:: Reading text

Senior Partner & Chief Investment Strategist, Adviser Investments

Both of my ETF picks for 2014 may sound speculative. But each, in its unique way, is not. In fact, each provides a stealthy way to offset their risks, suggests Jim Lowell, editor of The Forbes ETF Advisor.

First Trust US IPO (FPX) began trading in April 2006, and has a market value of over $300 million—it's a hidden gem that won't run the risk of selling at a premium or discount to its NAV.

The IPOX-100 US Index is made up of the 100 largest, best performing, most liquid US initial public offerings; measuring the IPO's performance during their first 1,000 trading days. (IPOs get placed into the index on their sixth trading day and remain in the index for 1000 days.)

The top three sectors are consumer discretionary (25.9%), information technology (19.3%), and health care (16.8%). The top ten holdings are Facebook, AbbVie, GM, Phillips 66, Kinder Morgan, Kraft Foods, Marathon Petroleum, HCA Holdings, Dollar General, and Delphi Automotive.

First Trust US IPO is US-centric and a great complement to my more speculative pick, WisdomTree Japan Hedged Equity (DXJ), which is made up of dividend paying Japanese companies and an inbuilt hedge against Yen movements versus our almighty US dollar.

If the yen weakens, this fund should get a bit more return boost, on top of its holdings' returns, compared to its un-hedged competitors…and vice versa. But in 2014, so long as tapering takes hold, and the prospect for faster US growth turns into the reality of it, the yen should weaken versus the dollar.

As for its holdings, with Abenomics working its stimulus mojo and the macro global view brightening, the names herein should fare well—and if clouds gather, they should be able to weather any storm well.

It began trading in June 2006 and has a market value of over $11.9 billion—you won't have to worry about liquidity. The top three sectors are industrials (25.5%), consumer discretionary (22.8%), and information technology (15.6%).

The top ten holdings are Mitsubishi UFJ Financial, Toyota Motor, Canon, Honda Motor, Takeda Pharmaceutical, Japan Tobacco, Nissan Motor, Mitsubishi, Mitsui & Co, and Astellas Pharma.

::::
:: Recorded data

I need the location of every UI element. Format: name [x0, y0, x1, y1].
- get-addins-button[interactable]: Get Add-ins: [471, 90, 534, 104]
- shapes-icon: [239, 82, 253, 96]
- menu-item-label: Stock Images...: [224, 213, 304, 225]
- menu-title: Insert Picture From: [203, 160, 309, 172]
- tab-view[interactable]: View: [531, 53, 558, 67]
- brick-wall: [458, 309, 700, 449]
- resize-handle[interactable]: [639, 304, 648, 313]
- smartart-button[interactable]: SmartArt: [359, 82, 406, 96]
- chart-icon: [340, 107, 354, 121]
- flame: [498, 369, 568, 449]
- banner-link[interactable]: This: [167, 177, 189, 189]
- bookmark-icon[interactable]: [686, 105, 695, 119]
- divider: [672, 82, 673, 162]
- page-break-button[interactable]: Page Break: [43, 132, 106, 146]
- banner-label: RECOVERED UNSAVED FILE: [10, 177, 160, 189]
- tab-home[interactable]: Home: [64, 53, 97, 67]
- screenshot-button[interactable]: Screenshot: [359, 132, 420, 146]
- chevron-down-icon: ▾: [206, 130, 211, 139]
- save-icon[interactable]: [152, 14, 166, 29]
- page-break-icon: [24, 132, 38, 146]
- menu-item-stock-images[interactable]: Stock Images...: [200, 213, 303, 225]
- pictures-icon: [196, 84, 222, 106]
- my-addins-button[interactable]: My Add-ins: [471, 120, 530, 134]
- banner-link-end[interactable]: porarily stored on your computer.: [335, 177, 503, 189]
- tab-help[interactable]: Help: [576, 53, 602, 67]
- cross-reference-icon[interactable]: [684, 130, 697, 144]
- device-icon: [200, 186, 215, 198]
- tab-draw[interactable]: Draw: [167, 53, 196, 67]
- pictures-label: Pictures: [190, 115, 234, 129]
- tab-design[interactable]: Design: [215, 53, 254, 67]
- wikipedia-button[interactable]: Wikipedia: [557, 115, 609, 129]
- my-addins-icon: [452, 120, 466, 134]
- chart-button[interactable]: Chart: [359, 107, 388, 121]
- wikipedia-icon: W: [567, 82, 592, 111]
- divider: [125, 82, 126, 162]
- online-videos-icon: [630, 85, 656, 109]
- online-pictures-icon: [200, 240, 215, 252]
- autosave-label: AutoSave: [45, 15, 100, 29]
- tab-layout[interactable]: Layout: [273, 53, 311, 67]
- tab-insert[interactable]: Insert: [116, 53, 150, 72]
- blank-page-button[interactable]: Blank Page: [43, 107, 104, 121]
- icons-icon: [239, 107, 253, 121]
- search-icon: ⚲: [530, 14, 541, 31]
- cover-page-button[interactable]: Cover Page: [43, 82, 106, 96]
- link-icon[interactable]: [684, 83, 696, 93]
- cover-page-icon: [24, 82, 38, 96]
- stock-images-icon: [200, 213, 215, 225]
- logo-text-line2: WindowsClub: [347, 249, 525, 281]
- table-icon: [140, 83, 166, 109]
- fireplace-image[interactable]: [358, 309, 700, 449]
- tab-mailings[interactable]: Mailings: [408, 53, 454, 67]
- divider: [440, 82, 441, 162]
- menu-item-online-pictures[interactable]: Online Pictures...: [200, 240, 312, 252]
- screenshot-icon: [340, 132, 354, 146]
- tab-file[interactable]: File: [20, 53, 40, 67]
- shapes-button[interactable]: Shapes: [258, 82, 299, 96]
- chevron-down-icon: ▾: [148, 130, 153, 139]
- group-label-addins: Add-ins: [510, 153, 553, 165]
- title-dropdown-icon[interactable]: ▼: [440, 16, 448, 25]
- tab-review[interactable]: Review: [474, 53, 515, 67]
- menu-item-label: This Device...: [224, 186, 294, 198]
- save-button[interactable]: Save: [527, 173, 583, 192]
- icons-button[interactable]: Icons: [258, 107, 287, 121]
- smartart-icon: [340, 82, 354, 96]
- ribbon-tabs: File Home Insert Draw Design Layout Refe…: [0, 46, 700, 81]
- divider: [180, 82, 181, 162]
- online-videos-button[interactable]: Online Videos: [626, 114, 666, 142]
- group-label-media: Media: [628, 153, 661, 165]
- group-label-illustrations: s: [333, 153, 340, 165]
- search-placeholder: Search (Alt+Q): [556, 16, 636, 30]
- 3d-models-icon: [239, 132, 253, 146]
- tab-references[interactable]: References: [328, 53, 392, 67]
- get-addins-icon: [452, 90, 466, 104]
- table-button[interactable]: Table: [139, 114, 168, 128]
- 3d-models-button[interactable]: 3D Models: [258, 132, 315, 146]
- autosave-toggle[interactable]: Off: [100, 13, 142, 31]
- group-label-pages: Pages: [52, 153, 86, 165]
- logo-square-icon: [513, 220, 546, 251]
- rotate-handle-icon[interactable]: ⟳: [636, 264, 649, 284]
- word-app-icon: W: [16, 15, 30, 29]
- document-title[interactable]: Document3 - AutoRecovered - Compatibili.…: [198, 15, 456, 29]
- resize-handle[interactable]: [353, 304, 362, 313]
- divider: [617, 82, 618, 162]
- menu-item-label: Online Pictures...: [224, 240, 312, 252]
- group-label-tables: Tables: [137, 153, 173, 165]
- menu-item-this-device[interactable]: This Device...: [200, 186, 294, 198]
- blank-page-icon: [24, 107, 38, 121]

::::

### Required work:
Name every sector that the ETF picks text lists among the top three sectors of either fund. Give each sector once.

### Your response:
consumer discretionary, information technology, health care, industrials